▶ **REQUIREMENT**
Could you transcribe the material below exactly, without leaving out a single line?

▶ **RECORDS PROVIDED**
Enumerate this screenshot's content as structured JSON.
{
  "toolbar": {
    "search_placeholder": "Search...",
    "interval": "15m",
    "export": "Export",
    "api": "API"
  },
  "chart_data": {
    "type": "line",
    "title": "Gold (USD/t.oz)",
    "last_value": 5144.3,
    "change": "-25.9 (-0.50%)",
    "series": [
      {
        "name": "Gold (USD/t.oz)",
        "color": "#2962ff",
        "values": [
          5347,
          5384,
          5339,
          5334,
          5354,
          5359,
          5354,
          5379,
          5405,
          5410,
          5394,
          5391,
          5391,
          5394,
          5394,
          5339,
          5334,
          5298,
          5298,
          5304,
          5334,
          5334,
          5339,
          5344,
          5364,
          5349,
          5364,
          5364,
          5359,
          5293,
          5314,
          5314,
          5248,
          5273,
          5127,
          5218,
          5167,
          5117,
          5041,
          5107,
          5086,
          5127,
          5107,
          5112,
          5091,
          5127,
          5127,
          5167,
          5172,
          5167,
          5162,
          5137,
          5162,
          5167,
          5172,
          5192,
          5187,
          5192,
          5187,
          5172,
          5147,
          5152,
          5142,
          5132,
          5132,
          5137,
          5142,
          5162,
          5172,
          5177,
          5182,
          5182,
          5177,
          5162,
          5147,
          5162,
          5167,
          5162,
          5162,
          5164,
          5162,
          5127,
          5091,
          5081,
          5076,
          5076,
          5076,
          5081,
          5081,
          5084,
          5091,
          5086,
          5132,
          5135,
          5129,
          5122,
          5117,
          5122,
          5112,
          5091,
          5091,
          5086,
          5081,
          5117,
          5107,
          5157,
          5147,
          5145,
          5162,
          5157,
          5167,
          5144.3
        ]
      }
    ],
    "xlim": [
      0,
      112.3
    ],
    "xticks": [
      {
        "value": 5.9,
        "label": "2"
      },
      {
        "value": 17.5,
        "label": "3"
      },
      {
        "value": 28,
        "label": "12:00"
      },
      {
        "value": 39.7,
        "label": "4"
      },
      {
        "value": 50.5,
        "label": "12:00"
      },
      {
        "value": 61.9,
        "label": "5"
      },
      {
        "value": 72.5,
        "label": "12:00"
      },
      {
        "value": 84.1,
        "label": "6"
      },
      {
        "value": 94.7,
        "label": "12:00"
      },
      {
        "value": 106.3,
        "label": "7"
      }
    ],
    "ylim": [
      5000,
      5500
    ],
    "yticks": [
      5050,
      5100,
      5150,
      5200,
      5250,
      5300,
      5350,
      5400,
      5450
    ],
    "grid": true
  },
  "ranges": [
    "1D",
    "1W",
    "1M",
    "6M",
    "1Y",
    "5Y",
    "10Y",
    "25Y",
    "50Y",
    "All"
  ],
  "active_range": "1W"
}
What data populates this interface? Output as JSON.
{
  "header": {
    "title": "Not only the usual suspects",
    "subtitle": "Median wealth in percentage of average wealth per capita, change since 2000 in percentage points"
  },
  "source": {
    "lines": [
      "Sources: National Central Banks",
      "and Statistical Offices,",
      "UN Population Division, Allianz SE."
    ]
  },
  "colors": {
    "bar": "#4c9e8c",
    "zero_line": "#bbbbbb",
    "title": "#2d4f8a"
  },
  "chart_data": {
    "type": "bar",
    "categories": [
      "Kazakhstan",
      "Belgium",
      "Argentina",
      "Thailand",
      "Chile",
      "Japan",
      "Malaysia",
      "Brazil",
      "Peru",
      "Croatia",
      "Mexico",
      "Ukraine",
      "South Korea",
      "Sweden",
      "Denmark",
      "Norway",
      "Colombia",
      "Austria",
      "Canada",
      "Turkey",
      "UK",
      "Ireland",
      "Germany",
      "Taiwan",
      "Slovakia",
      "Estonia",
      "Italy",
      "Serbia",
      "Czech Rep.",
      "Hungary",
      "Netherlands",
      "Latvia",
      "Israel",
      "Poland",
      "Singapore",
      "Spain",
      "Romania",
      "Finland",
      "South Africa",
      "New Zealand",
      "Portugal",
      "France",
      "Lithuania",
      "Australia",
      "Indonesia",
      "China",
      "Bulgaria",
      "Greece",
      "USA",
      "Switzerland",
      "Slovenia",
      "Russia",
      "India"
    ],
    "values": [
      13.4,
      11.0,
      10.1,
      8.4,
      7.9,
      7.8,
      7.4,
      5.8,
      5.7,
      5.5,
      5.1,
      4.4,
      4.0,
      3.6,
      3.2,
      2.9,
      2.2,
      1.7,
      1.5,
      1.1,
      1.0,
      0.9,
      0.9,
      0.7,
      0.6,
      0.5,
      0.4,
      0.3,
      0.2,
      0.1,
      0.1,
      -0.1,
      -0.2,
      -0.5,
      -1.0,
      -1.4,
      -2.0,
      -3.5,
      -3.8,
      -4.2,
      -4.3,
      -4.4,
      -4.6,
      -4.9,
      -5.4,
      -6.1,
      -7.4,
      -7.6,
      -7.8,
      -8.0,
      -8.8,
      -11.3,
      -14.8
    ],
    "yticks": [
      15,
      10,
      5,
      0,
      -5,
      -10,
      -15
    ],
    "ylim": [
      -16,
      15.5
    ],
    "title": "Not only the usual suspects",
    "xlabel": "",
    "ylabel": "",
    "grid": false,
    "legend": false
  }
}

▶ **FULL SOLUTION**
Enumerate this screenshot's content as structured JSON.
{
  "toolbar": {
    "search_placeholder": "Search...",
    "interval": "15m",
    "export": "Export",
    "api": "API"
  },
  "chart_data": {
    "type": "line",
    "title": "Gold (USD/t.oz)",
    "last_value": 5144.3,
    "change": "-25.9 (-0.50%)",
    "series": [
      {
        "name": "Gold (USD/t.oz)",
        "color": "#2962ff",
        "values": [
          5347,
          5384,
          5339,
          5334,
          5354,
          5359,
          5354,
          5379,
          5405,
          5410,
          5394,
          5391,
          5391,
          5394,
          5394,
          5339,
          5334,
          5298,
          5298,
          5304,
          5334,
          5334,
          5339,
          5344,
          5364,
          5349,
          5364,
          5364,
          5359,
          5293,
          5314,
          5314,
          5248,
          5273,
          5127,
          5218,
          5167,
          5117,
          5041,
          5107,
          5086,
          5127,
          5107,
          5112,
          5091,
          5127,
          5127,
          5167,
          5172,
          5167,
          5162,
          5137,
          5162,
          5167,
          5172,
          5192,
          5187,
          5192,
          5187,
          5172,
          5147,
          5152,
          5142,
          5132,
          5132,
          5137,
          5142,
          5162,
          5172,
          5177,
          5182,
          5182,
          5177,
          5162,
          5147,
          5162,
          5167,
          5162,
          5162,
          5164,
          5162,
          5127,
          5091,
          5081,
          5076,
          5076,
          5076,
          5081,
          5081,
          5084,
          5091,
          5086,
          5132,
          5135,
          5129,
          5122,
          5117,
          5122,
          5112,
          5091,
          5091,
          5086,
          5081,
          5117,
          5107,
          5157,
          5147,
          5145,
          5162,
          5157,
          5167,
          5144.3
        ]
      }
    ],
    "xlim": [
      0,
      112.3
    ],
    "xticks": [
      {
        "value": 5.9,
        "label": "2"
      },
      {
        "value": 17.5,
        "label": "3"
      },
      {
        "value": 28,
        "label": "12:00"
      },
      {
        "value": 39.7,
        "label": "4"
      },
      {
        "value": 50.5,
        "label": "12:00"
      },
      {
        "value": 61.9,
        "label": "5"
      },
      {
        "value": 72.5,
        "label": "12:00"
      },
      {
        "value": 84.1,
        "label": "6"
      },
      {
        "value": 94.7,
        "label": "12:00"
      },
      {
        "value": 106.3,
        "label": "7"
      }
    ],
    "ylim": [
      5000,
      5500
    ],
    "yticks": [
      5050,
      5100,
      5150,
      5200,
      5250,
      5300,
      5350,
      5400,
      5450
    ],
    "grid": true
  },
  "ranges": [
    "1D",
    "1W",
    "1M",
    "6M",
    "1Y",
    "5Y",
    "10Y",
    "25Y",
    "50Y",
    "All"
  ],
  "active_range": "1W"
}
What data populates this interface? Output as JSON.
{
  "header": {
    "title": "Not only the usual suspects",
    "subtitle": "Median wealth in percentage of average wealth per capita, change since 2000 in percentage points"
  },
  "source": {
    "lines": [
      "Sources: National Central Banks",
      "and Statistical Offices,",
      "UN Population Division, Allianz SE."
    ]
  },
  "colors": {
    "bar": "#4c9e8c",
    "zero_line": "#bbbbbb",
    "title": "#2d4f8a"
  },
  "chart_data": {
    "type": "bar",
    "categories": [
      "Kazakhstan",
      "Belgium",
      "Argentina",
      "Thailand",
      "Chile",
      "Japan",
      "Malaysia",
      "Brazil",
      "Peru",
      "Croatia",
      "Mexico",
      "Ukraine",
      "South Korea",
      "Sweden",
      "Denmark",
      "Norway",
      "Colombia",
      "Austria",
      "Canada",
      "Turkey",
      "UK",
      "Ireland",
      "Germany",
      "Taiwan",
      "Slovakia",
      "Estonia",
      "Italy",
      "Serbia",
      "Czech Rep.",
      "Hungary",
      "Netherlands",
      "Latvia",
      "Israel",
      "Poland",
      "Singapore",
      "Spain",
      "Romania",
      "Finland",
      "South Africa",
      "New Zealand",
      "Portugal",
      "France",
      "Lithuania",
      "Australia",
      "Indonesia",
      "China",
      "Bulgaria",
      "Greece",
      "USA",
      "Switzerland",
      "Slovenia",
      "Russia",
      "India"
    ],
    "values": [
      13.4,
      11.0,
      10.1,
      8.4,
      7.9,
      7.8,
      7.4,
      5.8,
      5.7,
      5.5,
      5.1,
      4.4,
      4.0,
      3.6,
      3.2,
      2.9,
      2.2,
      1.7,
      1.5,
      1.1,
      1.0,
      0.9,
      0.9,
      0.7,
      0.6,
      0.5,
      0.4,
      0.3,
      0.2,
      0.1,
      0.1,
      -0.1,
      -0.2,
      -0.5,
      -1.0,
      -1.4,
      -2.0,
      -3.5,
      -3.8,
      -4.2,
      -4.3,
      -4.4,
      -4.6,
      -4.9,
      -5.4,
      -6.1,
      -7.4,
      -7.6,
      -7.8,
      -8.0,
      -8.8,
      -11.3,
      -14.8
    ],
    "yticks": [
      15,
      10,
      5,
      0,
      -5,
      -10,
      -15
    ],
    "ylim": [
      -16,
      15.5
    ],
    "title": "Not only the usual suspects",
    "xlabel": "",
    "ylabel": "",
    "grid": false,
    "legend": false
  }
}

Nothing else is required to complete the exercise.